Problem to work on: How many lines hold the string "Home"? Give only the number.

- - - - -

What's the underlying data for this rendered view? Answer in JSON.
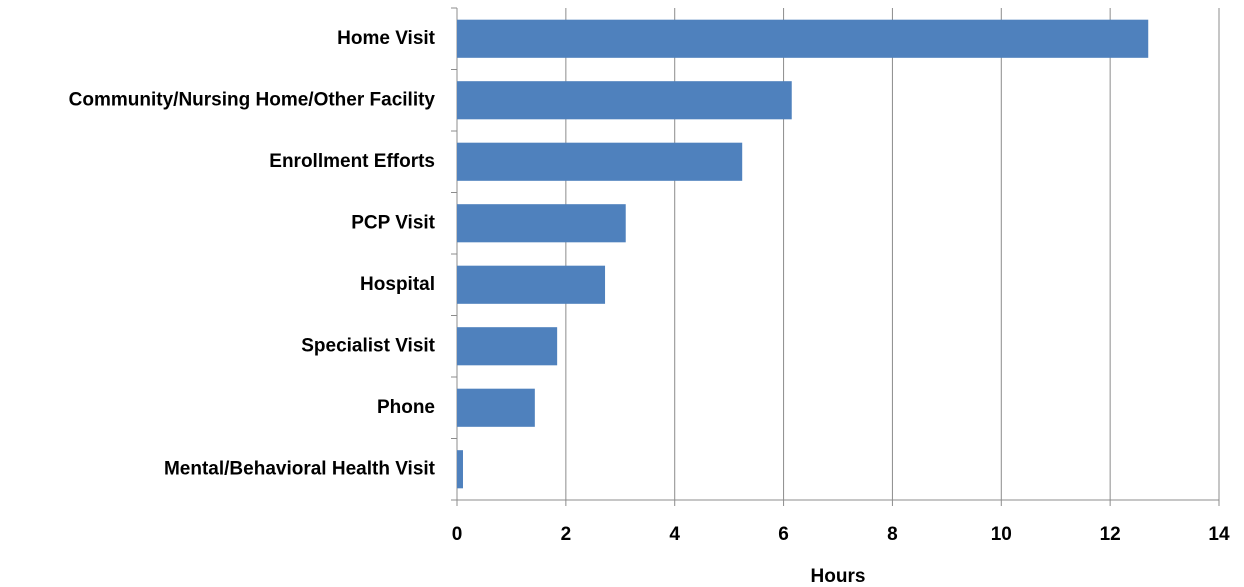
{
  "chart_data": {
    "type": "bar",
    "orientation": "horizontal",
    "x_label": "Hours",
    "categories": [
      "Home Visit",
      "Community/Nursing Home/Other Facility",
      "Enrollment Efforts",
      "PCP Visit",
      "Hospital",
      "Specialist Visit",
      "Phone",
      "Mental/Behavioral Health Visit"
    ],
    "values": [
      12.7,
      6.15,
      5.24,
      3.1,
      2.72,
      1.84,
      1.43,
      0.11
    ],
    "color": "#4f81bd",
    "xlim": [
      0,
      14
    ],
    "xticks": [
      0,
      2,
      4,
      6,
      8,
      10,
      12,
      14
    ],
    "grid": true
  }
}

- - - - -

Solution to this task: 2